**PASSAGE**
- - -

- Flag of Virginia
- Active: 8 June 1861 – 17 March 1865
- Country: Confederate States of America
- Branch: Confederate States Army
- Type: Artillery
- Size: Battery of six field guns
- Engagements: American Civil War Giles Court House; Lewisburg; Fayetteville (Va.); Roanoke Island; Charleston; Knoxville Campaign; New Market; Lynchburg Campaign; Monocacy; Third Battle of Winchester; Fisher's Hill; Cedar Creek; Waynesboro; Petersburg Siege;

Commanders
- Notable commanders: William M. Lowry

= Lowry's Artillery =

Confederate States army unit

Lowry's Artillery, also known as the Centerville Rifles, was a unit of the Confederate States Army, and was organized by Dr. William M. Lowry in Monroe County, Virginia, with approximately 100 men. They were officially mustered into Confederate service on June 8, 1861. Dr. Lowry was elected captain, with George Beirne Chapman as 1st Lt., William V. Young as 2nd Lt., Charles Dunlap as 3rd Lt., John H. Pence as orderly sergeant, A.J. Keadle, 1st. Sgt., J.P. Shanklin, 2nd Sgt., and J.C. Woodson, 3rd Sgt. By the end of the war the unit had enrolled 219 men.

In July 1861 they became part of the brigade formed by Brig. Gen. Henry A. Wise in the Kanawha Valley, and were assigned to Maj. Wade Gibbes' artillery battalion. They participated in the western campaign of Robert E. Lee at Sewell and Cheat Mountain. In October they were transferred from Wise's command to that of Brig. Gen. John B. Floyd.

- - -

**PROVIDED DATA**
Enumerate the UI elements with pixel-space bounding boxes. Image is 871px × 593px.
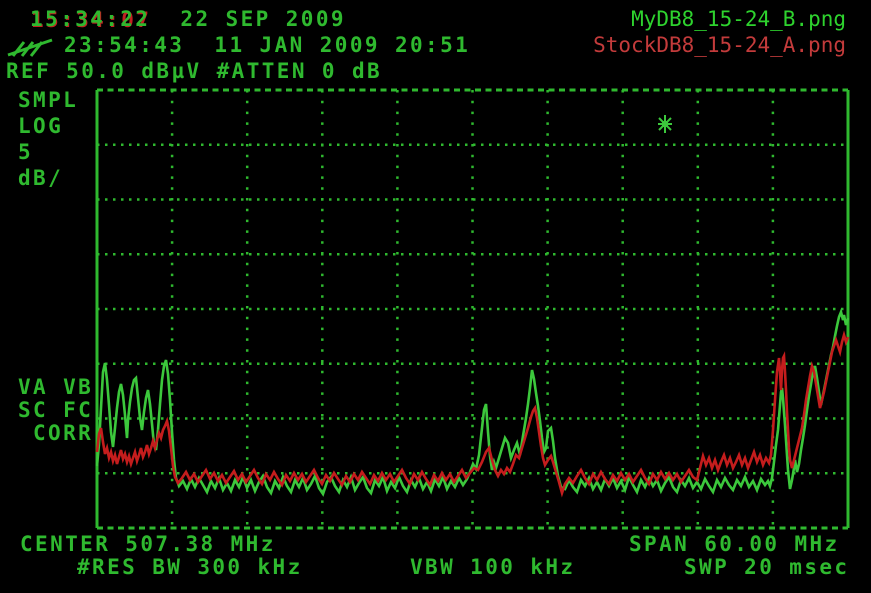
annunciator-log: LOG [18,114,64,138]
annunciator-scale: 5 [18,140,34,164]
timestamp-trace-a: 23:54:43 11 JAN 2009 20:51 [64,33,471,57]
file-label-a: StockDB8_15-24_A.png [593,33,846,57]
trace-a [95,330,850,498]
annunciator-corr: CORR [33,421,94,445]
marker-asterisk-icon [658,115,672,133]
vbw-label: VBW 100 kHz [410,555,576,579]
annunciator-va-vb: VA VB [18,375,94,399]
timestamp-b: 15:34:22 22 SEP 2009 [30,7,346,31]
sweep-label: SWP 20 msec [684,555,850,579]
signature-icon [7,38,53,57]
ref-atten-line: REF 50.0 dBµV #ATTEN 0 dB [6,59,383,83]
file-label-b: MyDB8_15-24_B.png [631,7,846,31]
annunciator-smpl: SMPL [18,88,79,112]
marker-center [662,121,668,127]
res-bw-label: #RES BW 300 kHz [77,555,303,579]
span-label: SPAN 60.00 MHz [629,532,840,556]
center-freq-label: CENTER 507.38 MHz [20,532,276,556]
annunciator-dbdiv: dB/ [18,166,64,190]
trace-b [95,307,850,497]
timestamp-a-overlay: 15:34:07 [31,8,152,32]
annunciator-sc-fc: SC FC [18,398,94,422]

- - -

**TASKS AND EXERCISES**
1 – In which county was Lowry's Artillery organized, according to the text on the unit?
2 – List every sergeant named in the text on Lowry's Artillery, with the rank given for each.
3 – Using the text on Lowry's Artillery, explain how the unit came to serve under Brig. Gen. John B. Floyd.

**FULL ANSWERS**
1 – Monroe County, Virginia.

2 – John H. Pence, orderly sergeant; A.J. Keadle, 1st Sgt.; J.P. Shanklin, 2nd Sgt.; J.C. Woodson, 3rd Sgt.

3 – In July 1861 the unit became part of the brigade Brig. Gen. Henry A. Wise formed in the Kanawha Valley. In October it was transferred from Wise's command to Floyd's.